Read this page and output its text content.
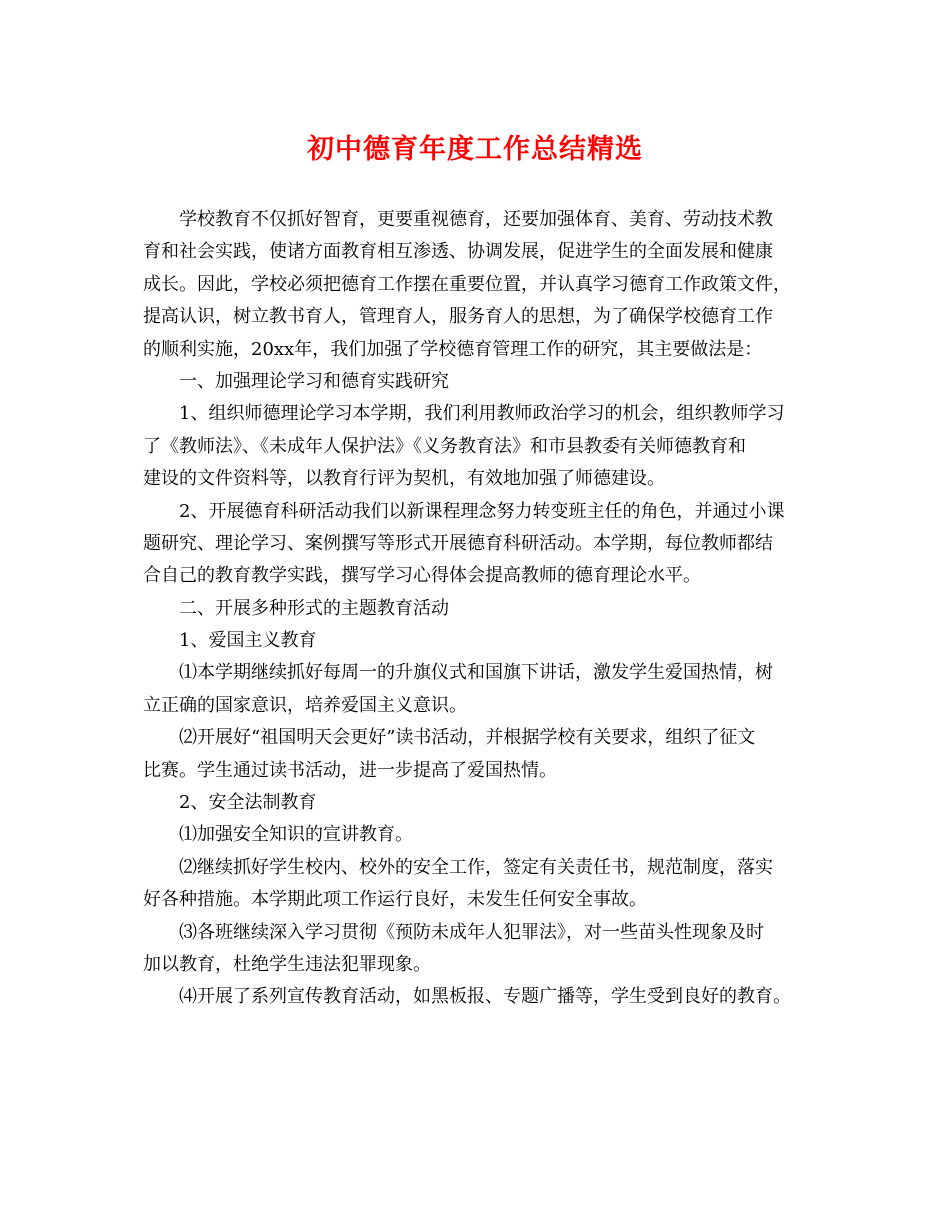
初中德育年度工作总结精选
学校教育不仅抓好智育，更要重视德育，还要加强体育、美育、劳动技术教
育和社会实践，使诸方面教育相互渗透、协调发展，促进学生的全面发展和健康
成长。因此，学校必须把德育工作摆在重要位置，并认真学习德育工作政策文件，
提高认识，树立教书育人，管理育人，服务育人的思想，为了确保学校德育工作
的顺利实施，20xx年，我们加强了学校德育管理工作的研究，其主要做法是：
一、加强理论学习和德育实践研究
1、组织师德理论学习本学期，我们利用教师政治学习的机会，组织教师学习
了《教师法》、《未成年人保护法》《义务教育法》和市县教委有关师德教育和
建设的文件资料等，以教育行评为契机，有效地加强了师德建设。
2、开展德育科研活动我们以新课程理念努力转变班主任的角色，并通过小课
题研究、理论学习、案例撰写等形式开展德育科研活动。本学期，每位教师都结
合自己的教育教学实践，撰写学习心得体会提高教师的德育理论水平。
二、开展多种形式的主题教育活动
1、爱国主义教育
⑴本学期继续抓好每周一的升旗仪式和国旗下讲话，激发学生爱国热情，树
立正确的国家意识，培养爱国主义意识。
⑵开展好“祖国明天会更好”读书活动，并根据学校有关要求，组织了征文
比赛。学生通过读书活动，进一步提高了爱国热情。
2、安全法制教育
⑴加强安全知识的宣讲教育。
⑵继续抓好学生校内、校外的安全工作，签定有关责任书，规范制度，落实
好各种措施。本学期此项工作运行良好，未发生任何安全事故。
⑶各班继续深入学习贯彻《预防未成年人犯罪法》，对一些苗头性现象及时
加以教育，杜绝学生违法犯罪现象。
⑷开展了系列宣传教育活动，如黑板报、专题广播等，学生受到良好的教育。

--

TO BE DONE:
The records above should be reproduced exactly, with no pictures included.

WRITTEN RESPONSE:
Read this page and output its text content.
初中德育年度工作总结精选
学校教育不仅抓好智育，更要重视德育，还要加强体育、美育、劳动技术教
育和社会实践，使诸方面教育相互渗透、协调发展，促进学生的全面发展和健康
成长。因此，学校必须把德育工作摆在重要位置，并认真学习德育工作政策文件，
提高认识，树立教书育人，管理育人，服务育人的思想，为了确保学校德育工作
的顺利实施，20xx年，我们加强了学校德育管理工作的研究，其主要做法是：
一、加强理论学习和德育实践研究
1、组织师德理论学习本学期，我们利用教师政治学习的机会，组织教师学习
了《教师法》、《未成年人保护法》《义务教育法》和市县教委有关师德教育和
建设的文件资料等，以教育行评为契机，有效地加强了师德建设。
2、开展德育科研活动我们以新课程理念努力转变班主任的角色，并通过小课
题研究、理论学习、案例撰写等形式开展德育科研活动。本学期，每位教师都结
合自己的教育教学实践，撰写学习心得体会提高教师的德育理论水平。
二、开展多种形式的主题教育活动
1、爱国主义教育
⑴本学期继续抓好每周一的升旗仪式和国旗下讲话，激发学生爱国热情，树
立正确的国家意识，培养爱国主义意识。
⑵开展好“祖国明天会更好”读书活动，并根据学校有关要求，组织了征文
比赛。学生通过读书活动，进一步提高了爱国热情。
2、安全法制教育
⑴加强安全知识的宣讲教育。
⑵继续抓好学生校内、校外的安全工作，签定有关责任书，规范制度，落实
好各种措施。本学期此项工作运行良好，未发生任何安全事故。
⑶各班继续深入学习贯彻《预防未成年人犯罪法》，对一些苗头性现象及时
加以教育，杜绝学生违法犯罪现象。
⑷开展了系列宣传教育活动，如黑板报、专题广播等，学生受到良好的教育。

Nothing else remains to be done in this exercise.